# start of RECORDS SUPPLIED
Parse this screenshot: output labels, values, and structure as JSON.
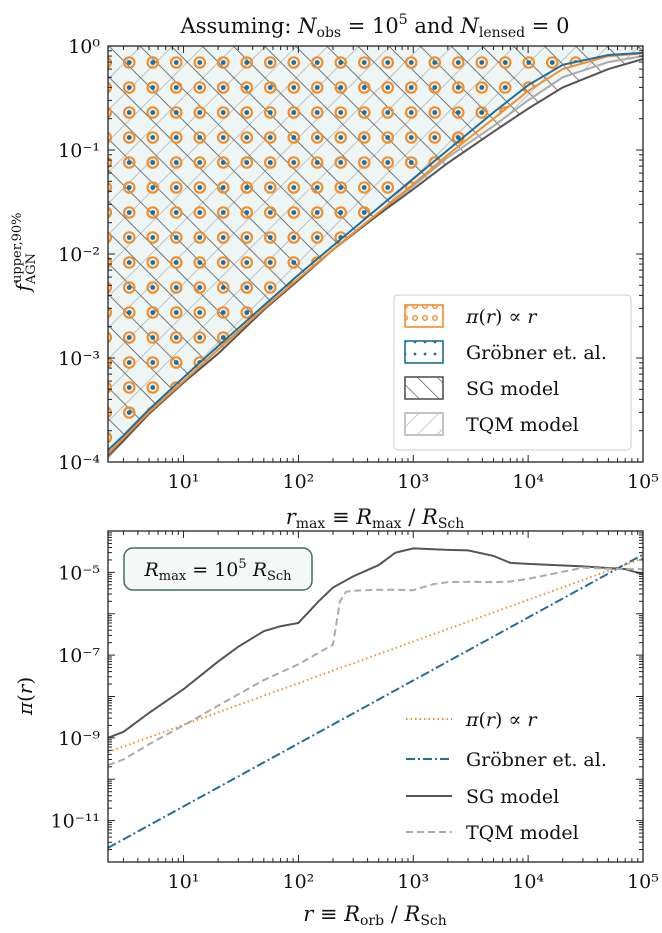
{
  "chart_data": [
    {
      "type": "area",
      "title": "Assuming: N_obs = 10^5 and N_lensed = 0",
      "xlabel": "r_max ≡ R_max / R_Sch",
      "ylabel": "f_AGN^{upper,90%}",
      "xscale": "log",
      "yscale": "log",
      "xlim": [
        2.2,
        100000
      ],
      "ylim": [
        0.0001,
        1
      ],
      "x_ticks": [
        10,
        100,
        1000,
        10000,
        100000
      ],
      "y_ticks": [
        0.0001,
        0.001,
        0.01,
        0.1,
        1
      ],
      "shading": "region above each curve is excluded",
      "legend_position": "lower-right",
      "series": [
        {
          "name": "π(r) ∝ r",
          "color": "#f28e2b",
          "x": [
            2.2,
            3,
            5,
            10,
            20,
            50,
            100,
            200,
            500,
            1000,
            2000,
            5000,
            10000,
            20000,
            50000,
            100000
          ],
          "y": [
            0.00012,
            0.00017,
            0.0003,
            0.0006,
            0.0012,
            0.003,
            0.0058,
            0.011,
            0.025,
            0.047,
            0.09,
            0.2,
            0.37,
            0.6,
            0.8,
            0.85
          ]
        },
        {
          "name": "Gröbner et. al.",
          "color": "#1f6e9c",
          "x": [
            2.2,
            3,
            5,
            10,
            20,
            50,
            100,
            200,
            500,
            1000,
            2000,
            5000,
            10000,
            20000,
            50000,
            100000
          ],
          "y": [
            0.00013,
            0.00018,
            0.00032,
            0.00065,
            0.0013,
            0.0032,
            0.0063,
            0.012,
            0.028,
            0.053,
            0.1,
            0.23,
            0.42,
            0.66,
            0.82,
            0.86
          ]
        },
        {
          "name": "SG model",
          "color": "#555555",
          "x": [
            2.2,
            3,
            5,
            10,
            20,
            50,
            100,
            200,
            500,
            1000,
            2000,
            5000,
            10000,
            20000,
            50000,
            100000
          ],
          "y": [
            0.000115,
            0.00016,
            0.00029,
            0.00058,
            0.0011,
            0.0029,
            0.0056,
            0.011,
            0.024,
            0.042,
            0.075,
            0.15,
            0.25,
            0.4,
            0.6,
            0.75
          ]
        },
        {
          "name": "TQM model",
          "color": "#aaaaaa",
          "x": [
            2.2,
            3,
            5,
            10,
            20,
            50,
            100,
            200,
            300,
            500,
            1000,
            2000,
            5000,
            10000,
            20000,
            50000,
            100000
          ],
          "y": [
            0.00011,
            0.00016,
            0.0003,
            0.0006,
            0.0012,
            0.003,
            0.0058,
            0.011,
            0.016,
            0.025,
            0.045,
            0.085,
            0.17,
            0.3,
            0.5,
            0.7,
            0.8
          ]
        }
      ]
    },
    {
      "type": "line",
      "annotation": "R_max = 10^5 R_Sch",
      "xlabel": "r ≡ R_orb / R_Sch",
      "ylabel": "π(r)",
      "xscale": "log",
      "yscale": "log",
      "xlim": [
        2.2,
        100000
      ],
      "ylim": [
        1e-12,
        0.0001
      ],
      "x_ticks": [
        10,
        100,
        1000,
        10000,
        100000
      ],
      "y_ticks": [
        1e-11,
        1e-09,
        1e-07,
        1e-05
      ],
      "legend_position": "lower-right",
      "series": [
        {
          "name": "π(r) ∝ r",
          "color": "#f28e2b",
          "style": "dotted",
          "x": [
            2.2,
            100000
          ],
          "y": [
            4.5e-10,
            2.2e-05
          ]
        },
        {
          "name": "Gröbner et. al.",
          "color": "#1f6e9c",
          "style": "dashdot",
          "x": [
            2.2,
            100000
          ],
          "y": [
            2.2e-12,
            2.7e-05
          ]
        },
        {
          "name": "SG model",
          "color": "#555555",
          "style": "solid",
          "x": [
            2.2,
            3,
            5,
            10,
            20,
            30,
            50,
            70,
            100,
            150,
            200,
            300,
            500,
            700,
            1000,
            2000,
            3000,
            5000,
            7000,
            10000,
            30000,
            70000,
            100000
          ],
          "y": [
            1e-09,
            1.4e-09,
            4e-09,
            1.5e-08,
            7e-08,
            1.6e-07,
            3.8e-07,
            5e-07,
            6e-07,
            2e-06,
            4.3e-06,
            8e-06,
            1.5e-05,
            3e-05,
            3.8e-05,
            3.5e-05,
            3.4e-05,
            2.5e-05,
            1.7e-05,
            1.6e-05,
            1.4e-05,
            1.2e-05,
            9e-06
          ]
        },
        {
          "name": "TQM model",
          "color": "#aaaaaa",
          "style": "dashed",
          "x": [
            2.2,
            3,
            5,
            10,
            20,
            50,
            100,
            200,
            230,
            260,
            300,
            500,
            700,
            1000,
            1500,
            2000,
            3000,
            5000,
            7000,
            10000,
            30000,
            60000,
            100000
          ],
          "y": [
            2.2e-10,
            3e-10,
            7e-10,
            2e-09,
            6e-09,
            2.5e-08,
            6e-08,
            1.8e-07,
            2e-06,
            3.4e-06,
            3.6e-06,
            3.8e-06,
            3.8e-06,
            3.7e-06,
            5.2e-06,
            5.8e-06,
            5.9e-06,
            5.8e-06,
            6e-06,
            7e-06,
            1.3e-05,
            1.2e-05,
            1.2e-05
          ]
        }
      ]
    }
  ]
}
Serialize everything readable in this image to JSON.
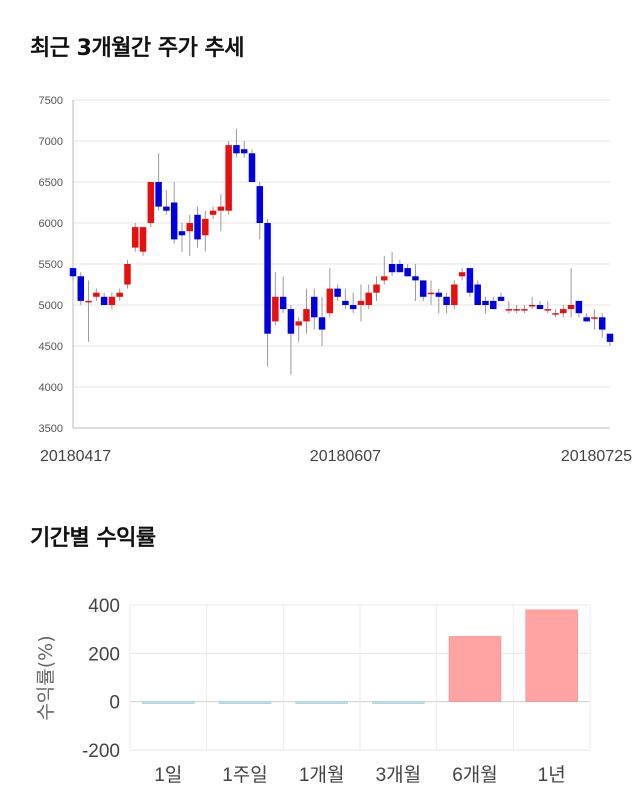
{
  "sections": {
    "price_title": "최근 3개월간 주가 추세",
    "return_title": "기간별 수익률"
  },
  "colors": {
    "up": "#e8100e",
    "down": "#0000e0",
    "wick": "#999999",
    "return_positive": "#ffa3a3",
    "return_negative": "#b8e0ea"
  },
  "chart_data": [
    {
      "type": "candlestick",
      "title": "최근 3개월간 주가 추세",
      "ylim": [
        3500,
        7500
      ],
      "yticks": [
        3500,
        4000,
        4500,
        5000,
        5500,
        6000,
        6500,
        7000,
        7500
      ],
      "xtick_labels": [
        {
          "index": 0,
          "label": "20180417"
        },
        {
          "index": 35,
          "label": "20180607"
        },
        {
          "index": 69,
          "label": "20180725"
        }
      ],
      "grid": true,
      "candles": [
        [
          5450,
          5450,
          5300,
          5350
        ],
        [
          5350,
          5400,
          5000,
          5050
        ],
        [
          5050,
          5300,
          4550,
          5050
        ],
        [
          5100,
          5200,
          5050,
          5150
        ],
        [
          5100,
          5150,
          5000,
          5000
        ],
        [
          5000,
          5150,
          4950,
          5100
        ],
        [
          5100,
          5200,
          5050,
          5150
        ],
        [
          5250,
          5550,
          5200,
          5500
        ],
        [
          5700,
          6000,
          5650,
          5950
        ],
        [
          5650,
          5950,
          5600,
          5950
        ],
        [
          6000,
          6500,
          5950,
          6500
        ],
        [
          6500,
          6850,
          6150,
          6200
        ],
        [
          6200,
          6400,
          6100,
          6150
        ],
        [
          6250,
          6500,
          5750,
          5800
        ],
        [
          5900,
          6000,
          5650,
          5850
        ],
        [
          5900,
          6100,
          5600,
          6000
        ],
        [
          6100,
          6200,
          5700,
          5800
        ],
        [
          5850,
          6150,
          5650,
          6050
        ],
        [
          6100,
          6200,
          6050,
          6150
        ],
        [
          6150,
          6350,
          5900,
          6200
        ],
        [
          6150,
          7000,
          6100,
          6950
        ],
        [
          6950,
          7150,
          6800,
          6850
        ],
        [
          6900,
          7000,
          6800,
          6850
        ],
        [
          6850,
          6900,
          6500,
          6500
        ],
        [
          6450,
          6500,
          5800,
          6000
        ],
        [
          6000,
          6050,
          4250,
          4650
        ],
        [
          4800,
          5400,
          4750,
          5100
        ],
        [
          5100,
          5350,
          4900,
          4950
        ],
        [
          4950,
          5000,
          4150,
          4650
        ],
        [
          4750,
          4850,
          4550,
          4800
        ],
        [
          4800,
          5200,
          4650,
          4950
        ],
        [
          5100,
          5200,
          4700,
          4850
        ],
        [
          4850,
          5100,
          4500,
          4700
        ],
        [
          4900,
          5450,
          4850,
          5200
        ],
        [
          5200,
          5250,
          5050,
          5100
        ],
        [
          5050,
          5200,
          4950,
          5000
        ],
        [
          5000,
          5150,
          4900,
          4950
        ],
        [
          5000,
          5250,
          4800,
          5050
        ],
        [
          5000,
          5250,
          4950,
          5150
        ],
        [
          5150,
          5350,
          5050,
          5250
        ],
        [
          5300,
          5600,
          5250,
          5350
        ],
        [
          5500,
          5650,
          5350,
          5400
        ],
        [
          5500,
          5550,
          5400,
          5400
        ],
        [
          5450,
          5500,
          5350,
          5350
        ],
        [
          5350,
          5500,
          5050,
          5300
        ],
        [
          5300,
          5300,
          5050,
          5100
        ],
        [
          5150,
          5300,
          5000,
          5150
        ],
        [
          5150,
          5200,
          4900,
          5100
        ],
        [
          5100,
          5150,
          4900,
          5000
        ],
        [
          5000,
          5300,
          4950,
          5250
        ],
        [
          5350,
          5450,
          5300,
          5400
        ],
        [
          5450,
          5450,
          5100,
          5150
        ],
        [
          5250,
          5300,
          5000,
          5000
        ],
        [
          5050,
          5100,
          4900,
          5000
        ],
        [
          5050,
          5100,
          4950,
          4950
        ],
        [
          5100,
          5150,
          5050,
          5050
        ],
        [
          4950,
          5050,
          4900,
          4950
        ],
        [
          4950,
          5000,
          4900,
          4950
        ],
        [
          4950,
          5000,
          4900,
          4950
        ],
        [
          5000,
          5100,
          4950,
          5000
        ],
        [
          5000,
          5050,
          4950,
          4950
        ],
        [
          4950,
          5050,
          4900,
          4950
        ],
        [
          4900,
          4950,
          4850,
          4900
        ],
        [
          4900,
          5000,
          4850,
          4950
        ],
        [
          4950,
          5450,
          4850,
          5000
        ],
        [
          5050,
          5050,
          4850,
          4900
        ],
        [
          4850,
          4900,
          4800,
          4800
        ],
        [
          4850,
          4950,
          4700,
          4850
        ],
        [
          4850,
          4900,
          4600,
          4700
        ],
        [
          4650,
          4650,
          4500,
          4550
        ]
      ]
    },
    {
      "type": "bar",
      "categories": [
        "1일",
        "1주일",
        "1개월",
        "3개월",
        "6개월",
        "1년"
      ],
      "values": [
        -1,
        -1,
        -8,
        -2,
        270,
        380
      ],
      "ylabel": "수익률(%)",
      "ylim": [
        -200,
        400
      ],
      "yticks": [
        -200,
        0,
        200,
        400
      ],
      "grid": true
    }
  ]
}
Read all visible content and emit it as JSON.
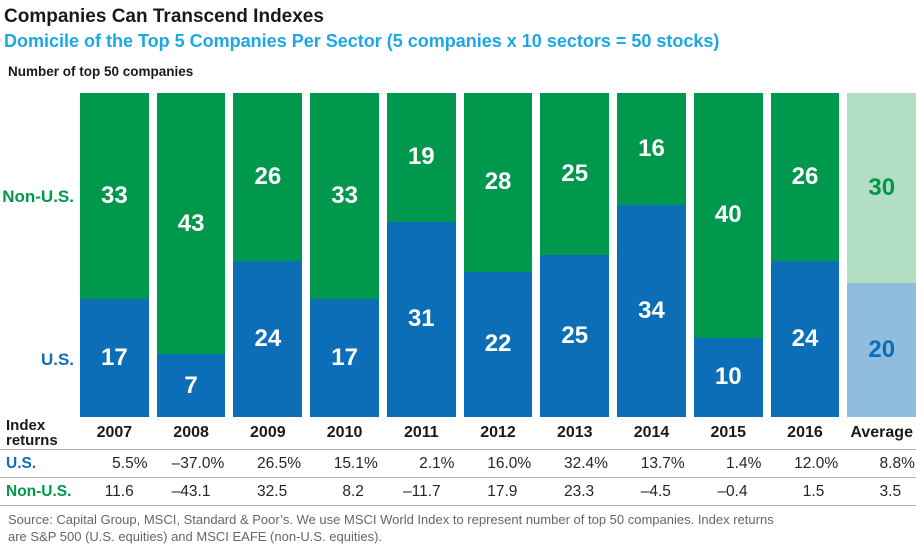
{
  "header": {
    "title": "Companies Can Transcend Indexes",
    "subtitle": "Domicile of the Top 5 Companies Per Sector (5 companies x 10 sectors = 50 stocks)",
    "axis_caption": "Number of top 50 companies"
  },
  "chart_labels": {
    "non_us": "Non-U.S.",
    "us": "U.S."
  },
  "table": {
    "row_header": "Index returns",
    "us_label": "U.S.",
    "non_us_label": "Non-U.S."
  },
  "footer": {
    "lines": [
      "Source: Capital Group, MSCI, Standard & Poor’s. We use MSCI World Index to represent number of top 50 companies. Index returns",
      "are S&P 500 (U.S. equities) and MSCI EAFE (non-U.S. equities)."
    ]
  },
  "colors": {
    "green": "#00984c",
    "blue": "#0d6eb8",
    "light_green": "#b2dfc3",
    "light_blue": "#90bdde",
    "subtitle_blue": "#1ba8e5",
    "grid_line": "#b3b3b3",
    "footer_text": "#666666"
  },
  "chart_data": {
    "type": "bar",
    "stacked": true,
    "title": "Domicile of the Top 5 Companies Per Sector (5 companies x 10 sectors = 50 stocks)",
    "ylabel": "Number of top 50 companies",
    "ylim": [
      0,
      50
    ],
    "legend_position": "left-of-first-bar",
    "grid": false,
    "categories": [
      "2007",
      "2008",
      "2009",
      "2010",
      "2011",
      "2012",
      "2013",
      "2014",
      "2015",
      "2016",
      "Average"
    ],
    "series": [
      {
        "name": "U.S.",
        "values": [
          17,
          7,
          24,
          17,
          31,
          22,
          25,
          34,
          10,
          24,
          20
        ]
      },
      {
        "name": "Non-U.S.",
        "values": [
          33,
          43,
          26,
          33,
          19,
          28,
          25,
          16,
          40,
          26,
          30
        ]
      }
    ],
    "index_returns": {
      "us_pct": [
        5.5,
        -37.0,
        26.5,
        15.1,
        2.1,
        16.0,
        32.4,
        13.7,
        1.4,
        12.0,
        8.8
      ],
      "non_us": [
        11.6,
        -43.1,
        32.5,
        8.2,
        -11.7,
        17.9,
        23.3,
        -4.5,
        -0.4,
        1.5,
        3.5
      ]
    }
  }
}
# end of RECORDS SUPPLIED
SET TASK:
Track down every line of the material containing the string "Domicile", and copy it.

RESPONSE BELOW:
    "subtitle": "Domicile of the Top 5 Companies Per Sector (5 companies x 10 sectors = 50 stocks)",
    "title": "Domicile of the Top 5 Companies Per Sector (5 companies x 10 sectors = 50 stocks)",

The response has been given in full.